Instructions for the task = Copy the data exactly as it appears, and do not include any pictures.

(Data items)
....................
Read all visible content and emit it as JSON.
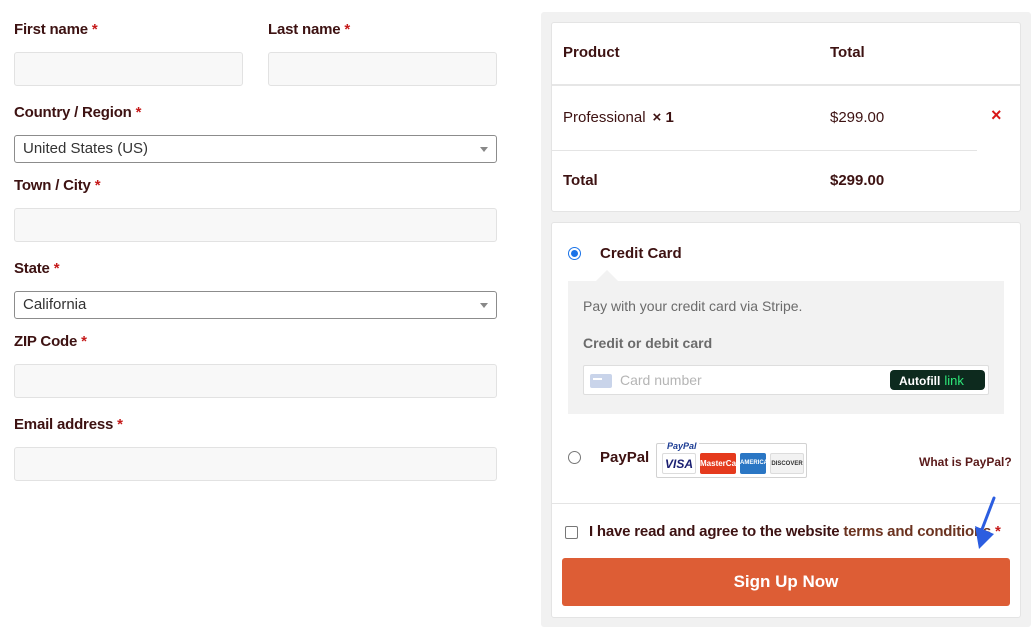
{
  "form": {
    "required_mark": "*",
    "first_name_label": "First name",
    "last_name_label": "Last name",
    "country_label": "Country / Region",
    "country_value": "United States (US)",
    "city_label": "Town / City",
    "state_label": "State",
    "state_value": "California",
    "zip_label": "ZIP Code",
    "email_label": "Email address"
  },
  "order": {
    "col_product": "Product",
    "col_total": "Total",
    "item_name": "Professional",
    "item_qty": "× 1",
    "item_price": "$299.00",
    "remove_icon": "×",
    "total_label": "Total",
    "total_value": "$299.00"
  },
  "payment": {
    "credit_card_title": "Credit Card",
    "credit_card_selected": true,
    "stripe_desc": "Pay with your credit card via Stripe.",
    "card_label": "Credit or debit card",
    "card_placeholder": "Card number",
    "autofill_label": "Autofill",
    "link_label": "link",
    "paypal_title": "PayPal",
    "paypal_logo_text": "PayPal",
    "visa_text": "VISA",
    "mastercard_text": "MasterCard",
    "amex_text": "AMERICAN EXPRESS",
    "discover_text": "DISCOVER",
    "what_is_paypal": "What is PayPal?"
  },
  "terms": {
    "text": "I have read and agree to the website",
    "link": "terms and conditions",
    "required_mark": "*"
  },
  "signup_label": "Sign Up Now",
  "colors": {
    "accent_button": "#dd5d35",
    "label_text": "#3d1212",
    "required": "#c51a1a",
    "radio_selected": "#1a73e8",
    "arrow": "#2b5de0"
  }
}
....................
Exercise output =
Read all visible content and emit it as JSON.
{
  "form": {
    "required_mark": "*",
    "first_name_label": "First name",
    "last_name_label": "Last name",
    "country_label": "Country / Region",
    "country_value": "United States (US)",
    "city_label": "Town / City",
    "state_label": "State",
    "state_value": "California",
    "zip_label": "ZIP Code",
    "email_label": "Email address"
  },
  "order": {
    "col_product": "Product",
    "col_total": "Total",
    "item_name": "Professional",
    "item_qty": "× 1",
    "item_price": "$299.00",
    "remove_icon": "×",
    "total_label": "Total",
    "total_value": "$299.00"
  },
  "payment": {
    "credit_card_title": "Credit Card",
    "credit_card_selected": true,
    "stripe_desc": "Pay with your credit card via Stripe.",
    "card_label": "Credit or debit card",
    "card_placeholder": "Card number",
    "autofill_label": "Autofill",
    "link_label": "link",
    "paypal_title": "PayPal",
    "paypal_logo_text": "PayPal",
    "visa_text": "VISA",
    "mastercard_text": "MasterCard",
    "amex_text": "AMERICAN EXPRESS",
    "discover_text": "DISCOVER",
    "what_is_paypal": "What is PayPal?"
  },
  "terms": {
    "text": "I have read and agree to the website",
    "link": "terms and conditions",
    "required_mark": "*"
  },
  "signup_label": "Sign Up Now",
  "colors": {
    "accent_button": "#dd5d35",
    "label_text": "#3d1212",
    "required": "#c51a1a",
    "radio_selected": "#1a73e8",
    "arrow": "#2b5de0"
  }
}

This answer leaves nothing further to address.